» Task: Identify each line in the records below that contains the word "JSON", and copy it.
====== Data excerpts
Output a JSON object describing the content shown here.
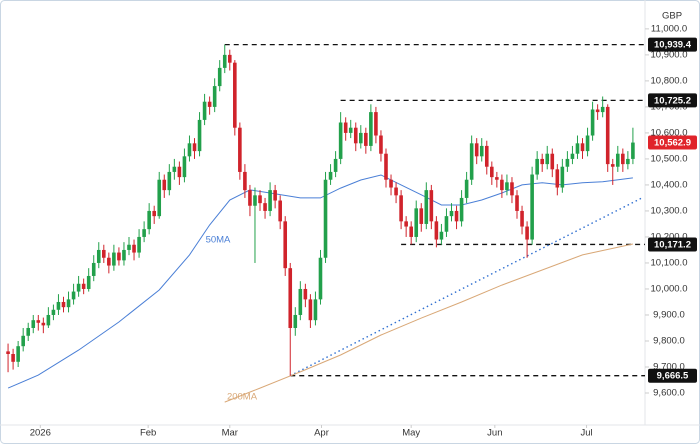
{
  "chart_data": {
    "type": "candlestick",
    "currency": "GBP",
    "up_color": "#22a04b",
    "down_color": "#d0232b",
    "xlim": [
      -1.6,
      126.4
    ],
    "ylim": [
      9477,
      11111
    ],
    "xticks": [
      {
        "value": 6.4,
        "label": "2026"
      },
      {
        "value": 27.8,
        "label": "Feb"
      },
      {
        "value": 44,
        "label": "Mar"
      },
      {
        "value": 62.2,
        "label": "Apr"
      },
      {
        "value": 80,
        "label": "May"
      },
      {
        "value": 96.6,
        "label": "Jun"
      },
      {
        "value": 114.8,
        "label": "Jul"
      }
    ],
    "yticks": [
      {
        "value": 9600,
        "label": "9,600.0"
      },
      {
        "value": 9700,
        "label": "9,700.0"
      },
      {
        "value": 9800,
        "label": "9,800.0"
      },
      {
        "value": 9900,
        "label": "9,900.0"
      },
      {
        "value": 10000,
        "label": "10,000.0"
      },
      {
        "value": 10100,
        "label": "10,100.0"
      },
      {
        "value": 10200,
        "label": "10,200.0"
      },
      {
        "value": 10300,
        "label": "10,300.0"
      },
      {
        "value": 10400,
        "label": "10,400.0"
      },
      {
        "value": 10500,
        "label": "10,500.0"
      },
      {
        "value": 10600,
        "label": "10,600.0"
      },
      {
        "value": 10700,
        "label": "10,700.0"
      },
      {
        "value": 10800,
        "label": "10,800.0"
      },
      {
        "value": 10900,
        "label": "10,900.0"
      },
      {
        "value": 11000,
        "label": "11,000.0"
      }
    ],
    "ohlc": [
      [
        9760,
        9790,
        9680,
        9750
      ],
      [
        9750,
        9770,
        9690,
        9720
      ],
      [
        9720,
        9800,
        9700,
        9780
      ],
      [
        9780,
        9850,
        9760,
        9820
      ],
      [
        9820,
        9870,
        9800,
        9850
      ],
      [
        9850,
        9900,
        9830,
        9880
      ],
      [
        9880,
        9900,
        9840,
        9870
      ],
      [
        9870,
        9890,
        9830,
        9860
      ],
      [
        9860,
        9930,
        9850,
        9900
      ],
      [
        9900,
        9940,
        9880,
        9920
      ],
      [
        9920,
        9980,
        9900,
        9950
      ],
      [
        9950,
        9970,
        9910,
        9930
      ],
      [
        9930,
        9990,
        9910,
        9960
      ],
      [
        9960,
        10020,
        9940,
        9990
      ],
      [
        9990,
        10050,
        9970,
        10020
      ],
      [
        10020,
        10040,
        9980,
        10000
      ],
      [
        10000,
        10080,
        9990,
        10050
      ],
      [
        10050,
        10130,
        10030,
        10100
      ],
      [
        10100,
        10180,
        10080,
        10150
      ],
      [
        10150,
        10170,
        10100,
        10120
      ],
      [
        10120,
        10140,
        10060,
        10090
      ],
      [
        10090,
        10170,
        10070,
        10140
      ],
      [
        10140,
        10160,
        10090,
        10110
      ],
      [
        10110,
        10180,
        10090,
        10150
      ],
      [
        10150,
        10200,
        10130,
        10170
      ],
      [
        10170,
        10190,
        10110,
        10140
      ],
      [
        10140,
        10230,
        10120,
        10200
      ],
      [
        10200,
        10260,
        10180,
        10230
      ],
      [
        10230,
        10330,
        10210,
        10300
      ],
      [
        10300,
        10320,
        10250,
        10280
      ],
      [
        10280,
        10450,
        10270,
        10420
      ],
      [
        10420,
        10440,
        10350,
        10380
      ],
      [
        10380,
        10480,
        10360,
        10450
      ],
      [
        10450,
        10500,
        10420,
        10470
      ],
      [
        10470,
        10490,
        10400,
        10430
      ],
      [
        10430,
        10540,
        10410,
        10510
      ],
      [
        10510,
        10590,
        10490,
        10560
      ],
      [
        10560,
        10580,
        10500,
        10530
      ],
      [
        10530,
        10680,
        10510,
        10650
      ],
      [
        10650,
        10750,
        10630,
        10720
      ],
      [
        10720,
        10740,
        10670,
        10700
      ],
      [
        10700,
        10810,
        10680,
        10780
      ],
      [
        10780,
        10880,
        10760,
        10850
      ],
      [
        10850,
        10939.4,
        10830,
        10900
      ],
      [
        10900,
        10920,
        10840,
        10870
      ],
      [
        10870,
        10880,
        10590,
        10620
      ],
      [
        10620,
        10640,
        10420,
        10450
      ],
      [
        10450,
        10480,
        10350,
        10380
      ],
      [
        10380,
        10400,
        10280,
        10320
      ],
      [
        10320,
        10390,
        10100,
        10360
      ],
      [
        10360,
        10380,
        10300,
        10330
      ],
      [
        10330,
        10350,
        10270,
        10300
      ],
      [
        10300,
        10410,
        10280,
        10380
      ],
      [
        10380,
        10400,
        10310,
        10340
      ],
      [
        10340,
        10360,
        10230,
        10260
      ],
      [
        10260,
        10280,
        10050,
        10080
      ],
      [
        10080,
        10100,
        9666.5,
        9850
      ],
      [
        9850,
        9930,
        9820,
        9900
      ],
      [
        9900,
        10030,
        9880,
        10000
      ],
      [
        10000,
        10020,
        9930,
        9960
      ],
      [
        9960,
        9980,
        9850,
        9880
      ],
      [
        9880,
        9990,
        9860,
        9960
      ],
      [
        9960,
        10150,
        9940,
        10120
      ],
      [
        10120,
        10450,
        10100,
        10420
      ],
      [
        10420,
        10480,
        10400,
        10450
      ],
      [
        10450,
        10530,
        10430,
        10500
      ],
      [
        10500,
        10680,
        10480,
        10640
      ],
      [
        10640,
        10660,
        10570,
        10600
      ],
      [
        10600,
        10650,
        10580,
        10620
      ],
      [
        10620,
        10640,
        10530,
        10560
      ],
      [
        10560,
        10630,
        10540,
        10600
      ],
      [
        10600,
        10620,
        10520,
        10550
      ],
      [
        10550,
        10710,
        10530,
        10680
      ],
      [
        10680,
        10700,
        10560,
        10590
      ],
      [
        10590,
        10610,
        10490,
        10520
      ],
      [
        10520,
        10540,
        10390,
        10420
      ],
      [
        10420,
        10440,
        10360,
        10390
      ],
      [
        10390,
        10410,
        10330,
        10360
      ],
      [
        10360,
        10380,
        10230,
        10260
      ],
      [
        10260,
        10280,
        10200,
        10240
      ],
      [
        10240,
        10260,
        10171.2,
        10200
      ],
      [
        10200,
        10340,
        10180,
        10310
      ],
      [
        10310,
        10330,
        10220,
        10250
      ],
      [
        10250,
        10410,
        10230,
        10380
      ],
      [
        10380,
        10400,
        10230,
        10260
      ],
      [
        10260,
        10280,
        10160,
        10190
      ],
      [
        10190,
        10250,
        10170,
        10220
      ],
      [
        10220,
        10310,
        10200,
        10280
      ],
      [
        10280,
        10330,
        10260,
        10300
      ],
      [
        10300,
        10320,
        10230,
        10260
      ],
      [
        10260,
        10380,
        10240,
        10350
      ],
      [
        10350,
        10450,
        10330,
        10420
      ],
      [
        10420,
        10590,
        10400,
        10560
      ],
      [
        10560,
        10580,
        10480,
        10510
      ],
      [
        10510,
        10580,
        10490,
        10550
      ],
      [
        10550,
        10570,
        10440,
        10470
      ],
      [
        10470,
        10490,
        10400,
        10430
      ],
      [
        10430,
        10450,
        10390,
        10420
      ],
      [
        10420,
        10440,
        10350,
        10380
      ],
      [
        10380,
        10440,
        10360,
        10410
      ],
      [
        10410,
        10430,
        10330,
        10360
      ],
      [
        10360,
        10380,
        10270,
        10300
      ],
      [
        10300,
        10320,
        10210,
        10240
      ],
      [
        10240,
        10260,
        10120,
        10190
      ],
      [
        10190,
        10470,
        10170,
        10440
      ],
      [
        10440,
        10530,
        10420,
        10500
      ],
      [
        10500,
        10520,
        10450,
        10480
      ],
      [
        10480,
        10550,
        10460,
        10520
      ],
      [
        10520,
        10540,
        10430,
        10460
      ],
      [
        10460,
        10480,
        10360,
        10390
      ],
      [
        10390,
        10500,
        10370,
        10470
      ],
      [
        10470,
        10530,
        10450,
        10500
      ],
      [
        10500,
        10550,
        10480,
        10520
      ],
      [
        10520,
        10590,
        10500,
        10560
      ],
      [
        10560,
        10580,
        10500,
        10530
      ],
      [
        10530,
        10620,
        10510,
        10590
      ],
      [
        10590,
        10720,
        10570,
        10690
      ],
      [
        10690,
        10710,
        10650,
        10680
      ],
      [
        10680,
        10740,
        10660,
        10700
      ],
      [
        10700,
        10710,
        10450,
        10480
      ],
      [
        10480,
        10500,
        10400,
        10470
      ],
      [
        10470,
        10550,
        10450,
        10520
      ],
      [
        10520,
        10540,
        10450,
        10480
      ],
      [
        10480,
        10530,
        10460,
        10500
      ],
      [
        10500,
        10620,
        10480,
        10562.9
      ]
    ],
    "series": [
      {
        "name": "50MA",
        "color": "#4a7fd6",
        "x": [
          0,
          6,
          14,
          22,
          30,
          36,
          40,
          44,
          48,
          52,
          58,
          62,
          66,
          70,
          74,
          78,
          82,
          86,
          90,
          94,
          98,
          102,
          106,
          110,
          114,
          118,
          124
        ],
        "values": [
          9619,
          9669,
          9765,
          9873,
          9996,
          10131,
          10246,
          10342,
          10381,
          10369,
          10350,
          10350,
          10388,
          10419,
          10438,
          10400,
          10362,
          10323,
          10323,
          10342,
          10369,
          10400,
          10408,
          10400,
          10408,
          10412,
          10427
        ]
      },
      {
        "name": "200MA",
        "color": "#d9a877",
        "x": [
          43,
          50,
          58,
          66,
          74,
          82,
          90,
          98,
          106,
          114,
          124
        ],
        "values": [
          9565,
          9619,
          9681,
          9746,
          9823,
          9888,
          9950,
          10015,
          10073,
          10131,
          10173
        ]
      }
    ],
    "trendline": {
      "color": "#2f6fd1",
      "x": [
        56,
        126
      ],
      "values": [
        9666.5,
        10352
      ]
    },
    "levels": [
      {
        "value": 10939.4,
        "label": "10,939.4",
        "from": 43
      },
      {
        "value": 10725.2,
        "label": "10,725.2",
        "from": 66
      },
      {
        "value": 10171.2,
        "label": "10,171.2",
        "from": 78
      },
      {
        "value": 9666.5,
        "label": "9,666.5",
        "from": 56
      }
    ],
    "last_price": {
      "value": 10562.9,
      "label": "10,562.9",
      "color": "#e0242b"
    }
  }
}
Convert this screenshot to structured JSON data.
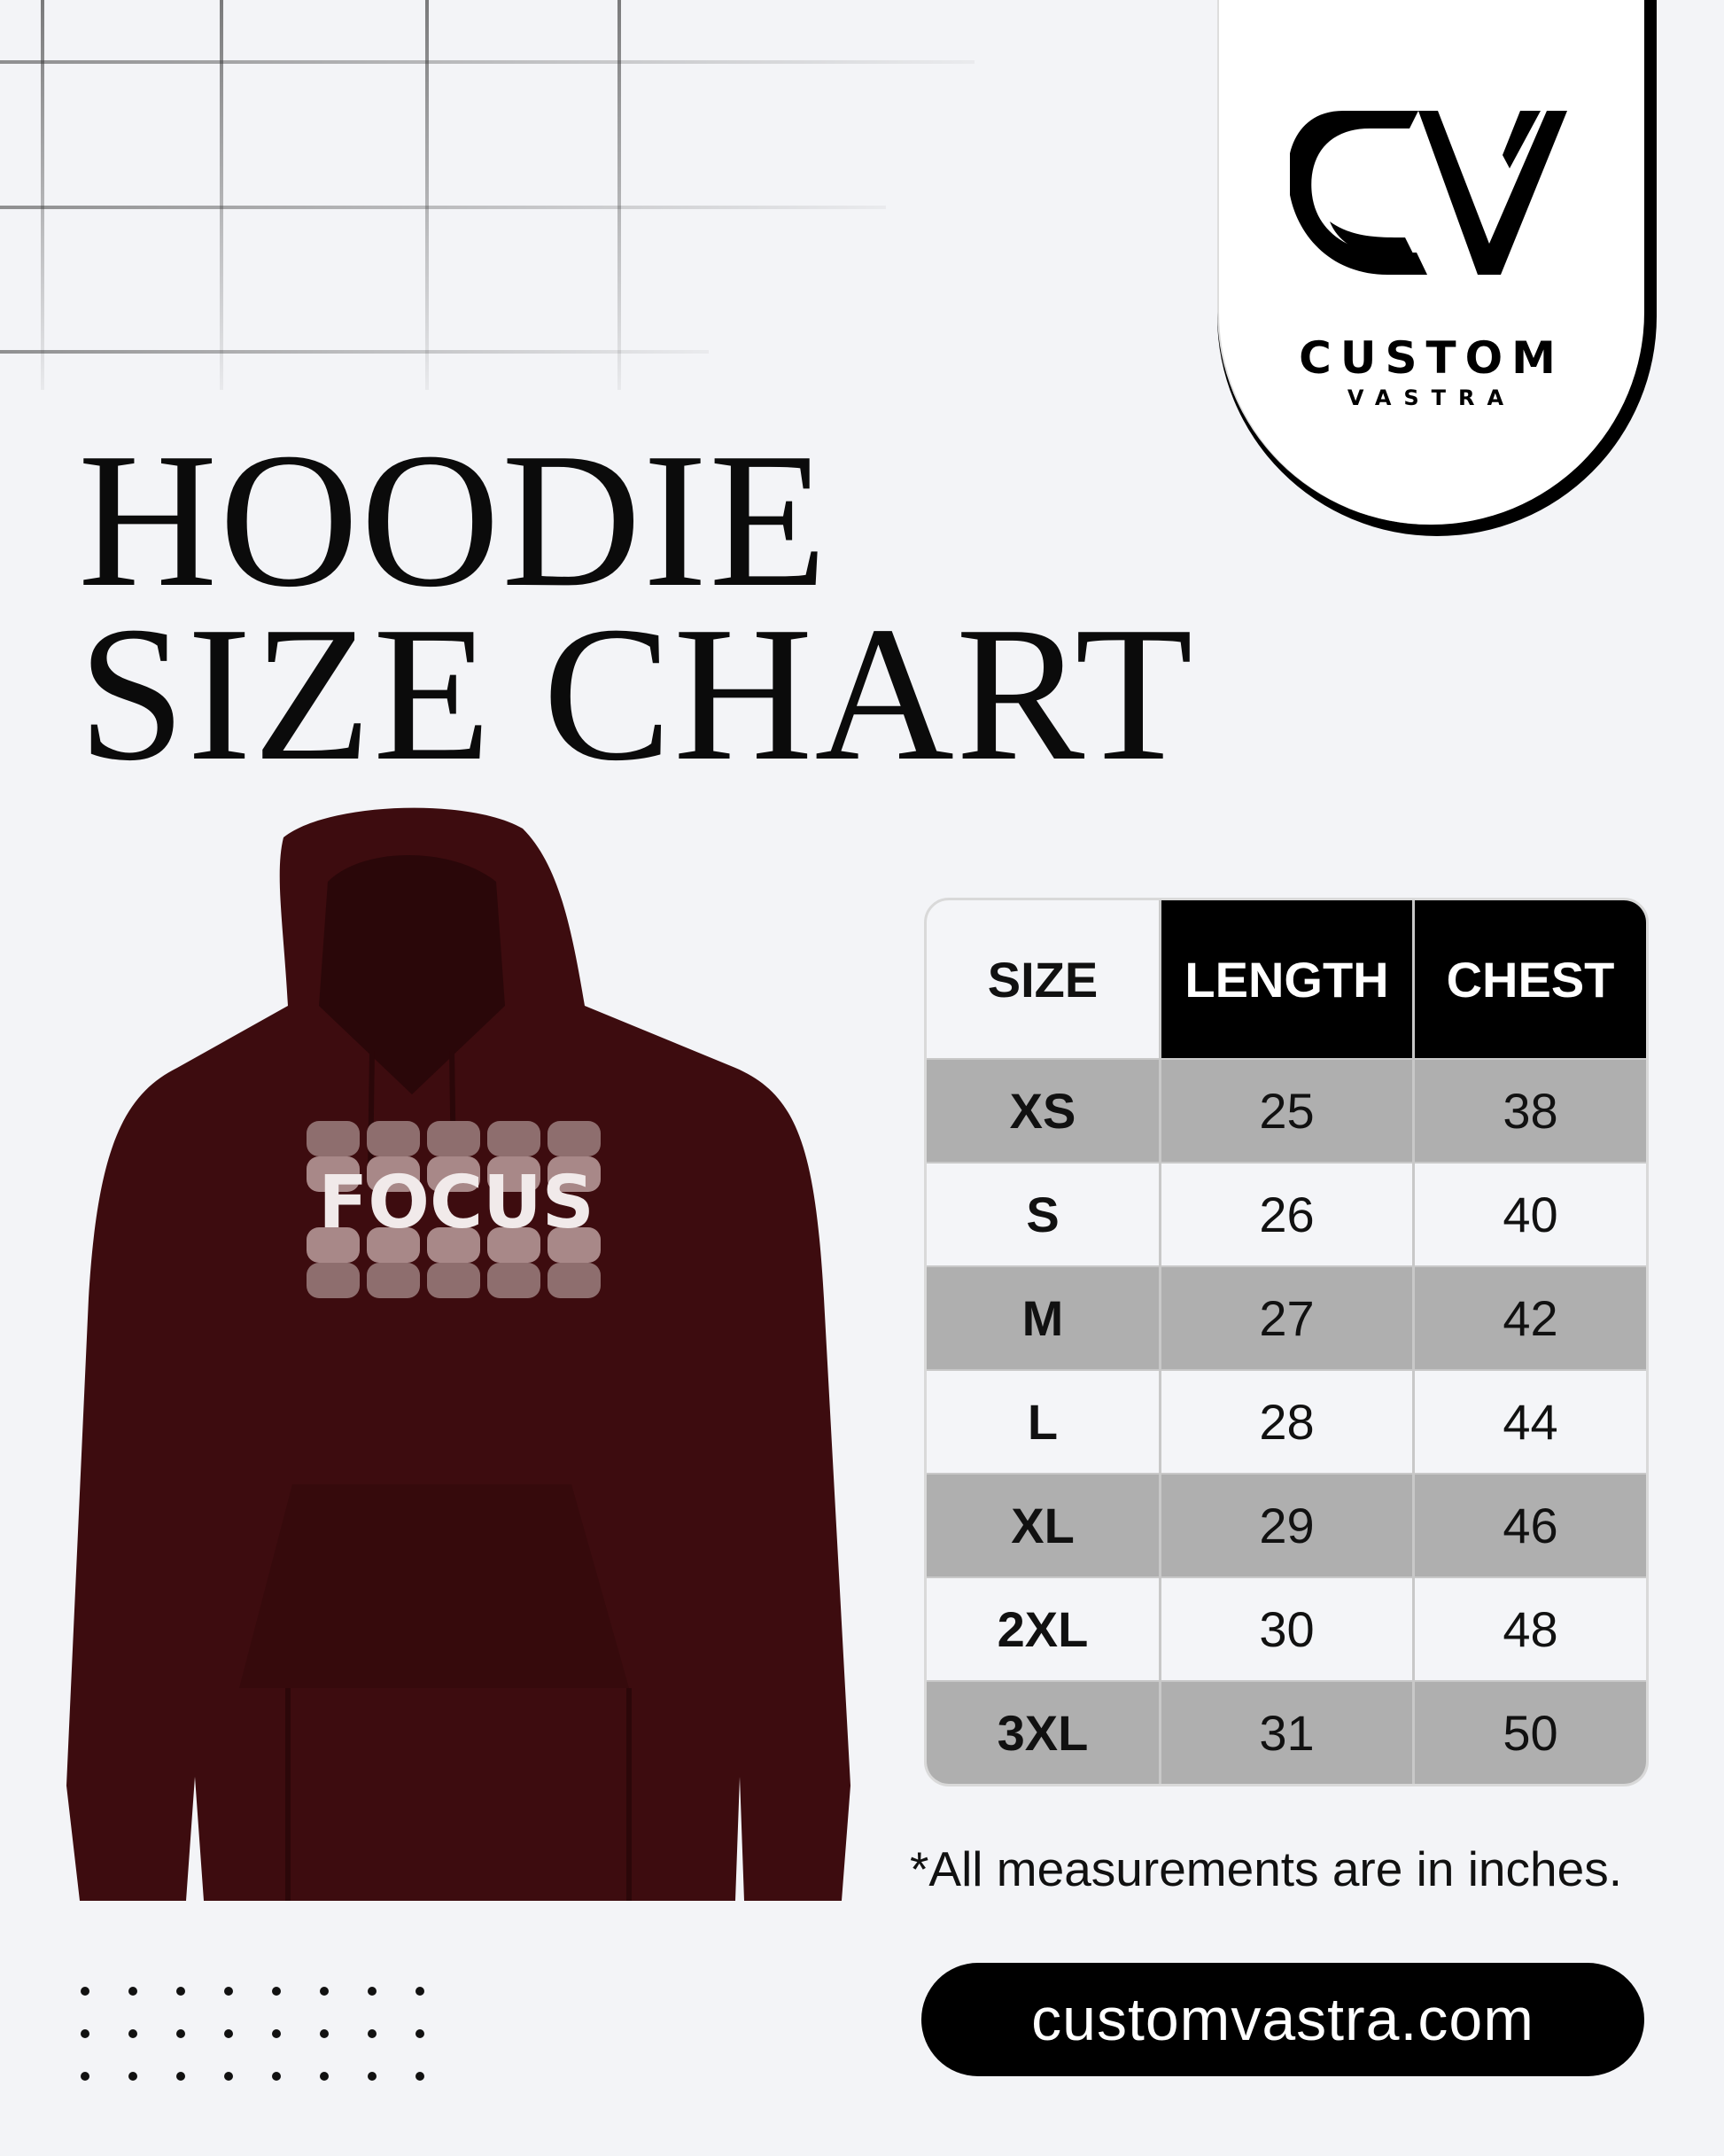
============
» Reply to the exercise:
Output a JSON object describing the content shown here.
Convert this screenshot to structured JSON data.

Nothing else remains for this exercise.